What is required: Give every line again exactly as it appears, please, but not the pictures.

Source data:
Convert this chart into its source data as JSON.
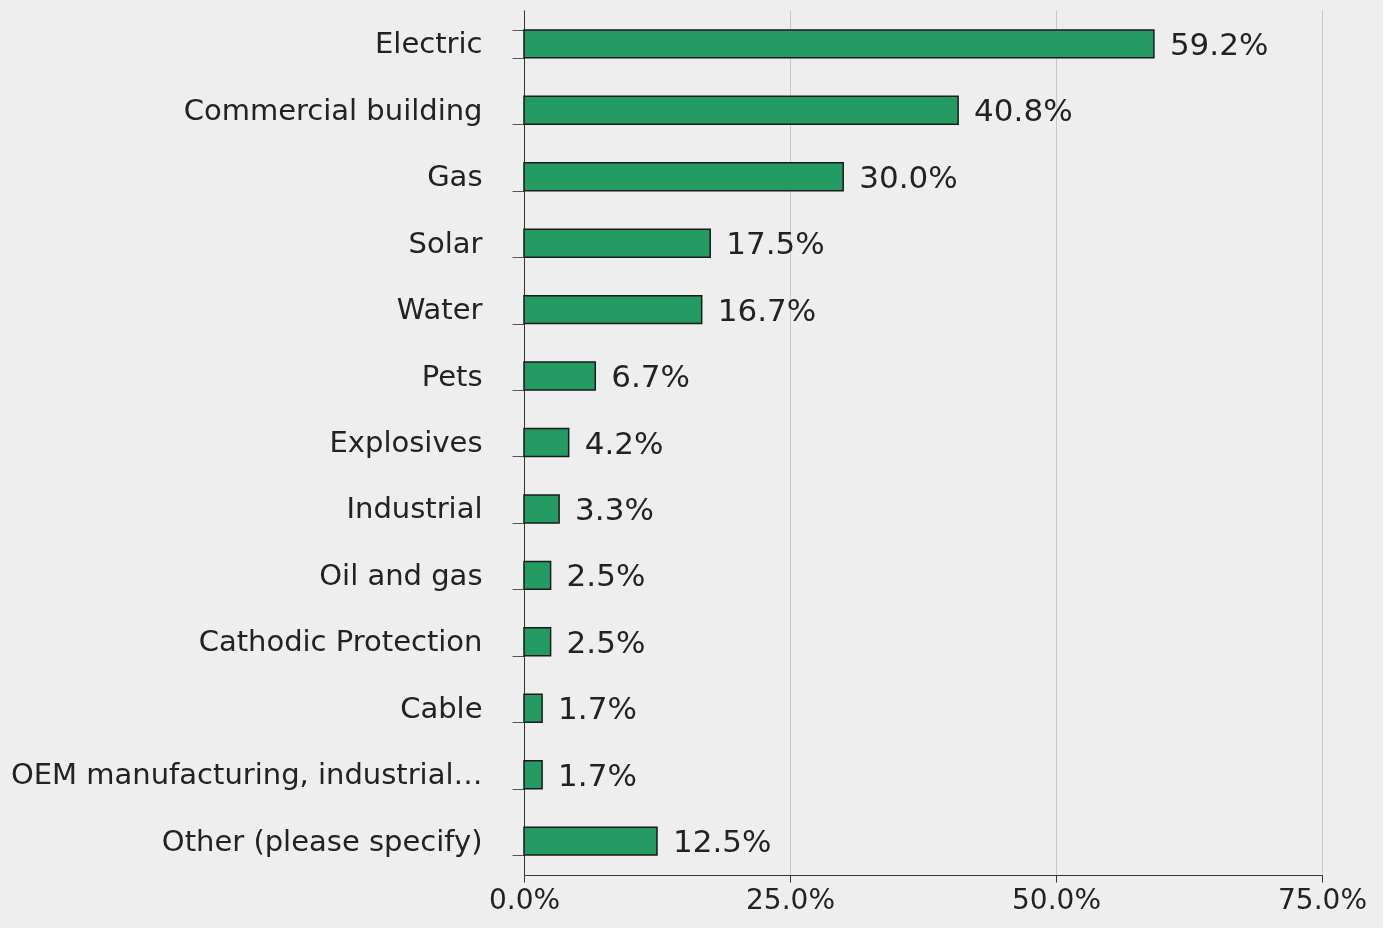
{
  "chart_data": {
    "type": "bar",
    "orientation": "horizontal",
    "categories": [
      "Electric",
      "Commercial building",
      "Gas",
      "Solar",
      "Water",
      "Pets",
      "Explosives",
      "Industrial",
      "Oil and gas",
      "Cathodic Protection",
      "Cable",
      "OEM manufacturing, industrial…",
      "Other (please specify)"
    ],
    "values": [
      59.2,
      40.8,
      30.0,
      17.5,
      16.7,
      6.7,
      4.2,
      3.3,
      2.5,
      2.5,
      1.7,
      1.7,
      12.5
    ],
    "value_labels": [
      "59.2%",
      "40.8%",
      "30.0%",
      "17.5%",
      "16.7%",
      "6.7%",
      "4.2%",
      "3.3%",
      "2.5%",
      "2.5%",
      "1.7%",
      "1.7%",
      "12.5%"
    ],
    "color": "#239b62",
    "xlim": [
      0,
      75
    ],
    "xticks": [
      {
        "value": 0,
        "label": "0.0%"
      },
      {
        "value": 25,
        "label": "25.0%"
      },
      {
        "value": 50,
        "label": "50.0%"
      },
      {
        "value": 75,
        "label": "75.0%"
      }
    ],
    "grid": "x"
  }
}
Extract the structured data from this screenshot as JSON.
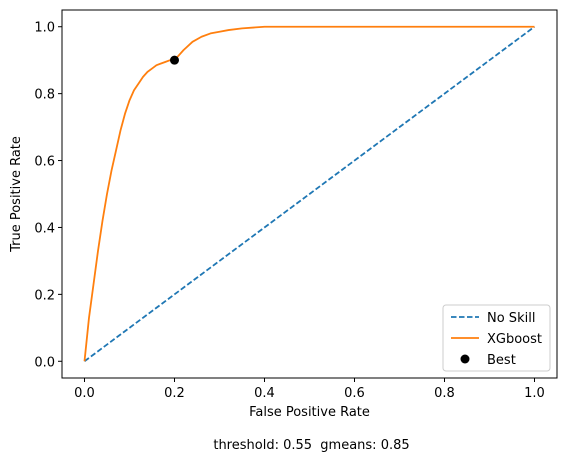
{
  "chart_data": {
    "type": "line",
    "xlabel": "False Positive Rate",
    "ylabel": "True Positive Rate",
    "xlim": [
      -0.05,
      1.05
    ],
    "ylim": [
      -0.05,
      1.05
    ],
    "xticks": [
      "0.0",
      "0.2",
      "0.4",
      "0.6",
      "0.8",
      "1.0"
    ],
    "yticks": [
      "0.0",
      "0.2",
      "0.4",
      "0.6",
      "0.8",
      "1.0"
    ],
    "grid": false,
    "legend_position": "bottom-right",
    "series": [
      {
        "name": "No Skill",
        "style": "dashed",
        "color": "#1f77b4",
        "x": [
          0,
          1
        ],
        "y": [
          0,
          1
        ]
      },
      {
        "name": "XGboost",
        "style": "solid",
        "color": "#ff7f0e",
        "x": [
          0,
          0.01,
          0.02,
          0.03,
          0.04,
          0.05,
          0.06,
          0.07,
          0.08,
          0.09,
          0.1,
          0.11,
          0.12,
          0.13,
          0.14,
          0.15,
          0.16,
          0.17,
          0.18,
          0.19,
          0.2,
          0.22,
          0.24,
          0.26,
          0.28,
          0.3,
          0.32,
          0.35,
          0.38,
          0.4,
          0.5,
          0.6,
          0.7,
          0.8,
          0.9,
          1.0
        ],
        "y": [
          0,
          0.13,
          0.23,
          0.33,
          0.42,
          0.5,
          0.57,
          0.63,
          0.69,
          0.74,
          0.78,
          0.81,
          0.83,
          0.85,
          0.865,
          0.875,
          0.885,
          0.89,
          0.895,
          0.9,
          0.9,
          0.93,
          0.955,
          0.97,
          0.98,
          0.985,
          0.99,
          0.995,
          0.998,
          1.0,
          1.0,
          1.0,
          1.0,
          1.0,
          1.0,
          1.0
        ]
      },
      {
        "name": "Best",
        "style": "marker",
        "color": "#000000",
        "x": [
          0.2
        ],
        "y": [
          0.9
        ]
      }
    ]
  },
  "footer_text": "threshold: 0.55  gmeans: 0.85"
}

The answer:
Convert this chart into its source data as JSON.
{
  "chart_data": {
    "type": "bar",
    "orientation": "horizontal",
    "categories": [
      "Electric",
      "Commercial building",
      "Gas",
      "Solar",
      "Water",
      "Pets",
      "Explosives",
      "Industrial",
      "Oil and gas",
      "Cathodic Protection",
      "Cable",
      "OEM manufacturing, industrial…",
      "Other (please specify)"
    ],
    "values": [
      59.2,
      40.8,
      30.0,
      17.5,
      16.7,
      6.7,
      4.2,
      3.3,
      2.5,
      2.5,
      1.7,
      1.7,
      12.5
    ],
    "value_labels": [
      "59.2%",
      "40.8%",
      "30.0%",
      "17.5%",
      "16.7%",
      "6.7%",
      "4.2%",
      "3.3%",
      "2.5%",
      "2.5%",
      "1.7%",
      "1.7%",
      "12.5%"
    ],
    "color": "#239b62",
    "xlim": [
      0,
      75
    ],
    "xticks": [
      {
        "value": 0,
        "label": "0.0%"
      },
      {
        "value": 25,
        "label": "25.0%"
      },
      {
        "value": 50,
        "label": "50.0%"
      },
      {
        "value": 75,
        "label": "75.0%"
      }
    ],
    "grid": "x"
  }
}
Extract the structured data from this screenshot as JSON.
{
  "chart_data": {
    "type": "line",
    "xlabel": "False Positive Rate",
    "ylabel": "True Positive Rate",
    "xlim": [
      -0.05,
      1.05
    ],
    "ylim": [
      -0.05,
      1.05
    ],
    "xticks": [
      "0.0",
      "0.2",
      "0.4",
      "0.6",
      "0.8",
      "1.0"
    ],
    "yticks": [
      "0.0",
      "0.2",
      "0.4",
      "0.6",
      "0.8",
      "1.0"
    ],
    "grid": false,
    "legend_position": "bottom-right",
    "series": [
      {
        "name": "No Skill",
        "style": "dashed",
        "color": "#1f77b4",
        "x": [
          0,
          1
        ],
        "y": [
          0,
          1
        ]
      },
      {
        "name": "XGboost",
        "style": "solid",
        "color": "#ff7f0e",
        "x": [
          0,
          0.01,
          0.02,
          0.03,
          0.04,
          0.05,
          0.06,
          0.07,
          0.08,
          0.09,
          0.1,
          0.11,
          0.12,
          0.13,
          0.14,
          0.15,
          0.16,
          0.17,
          0.18,
          0.19,
          0.2,
          0.22,
          0.24,
          0.26,
          0.28,
          0.3,
          0.32,
          0.35,
          0.38,
          0.4,
          0.5,
          0.6,
          0.7,
          0.8,
          0.9,
          1.0
        ],
        "y": [
          0,
          0.13,
          0.23,
          0.33,
          0.42,
          0.5,
          0.57,
          0.63,
          0.69,
          0.74,
          0.78,
          0.81,
          0.83,
          0.85,
          0.865,
          0.875,
          0.885,
          0.89,
          0.895,
          0.9,
          0.9,
          0.93,
          0.955,
          0.97,
          0.98,
          0.985,
          0.99,
          0.995,
          0.998,
          1.0,
          1.0,
          1.0,
          1.0,
          1.0,
          1.0,
          1.0
        ]
      },
      {
        "name": "Best",
        "style": "marker",
        "color": "#000000",
        "x": [
          0.2
        ],
        "y": [
          0.9
        ]
      }
    ]
  },
  "footer_text": "threshold: 0.55  gmeans: 0.85"
}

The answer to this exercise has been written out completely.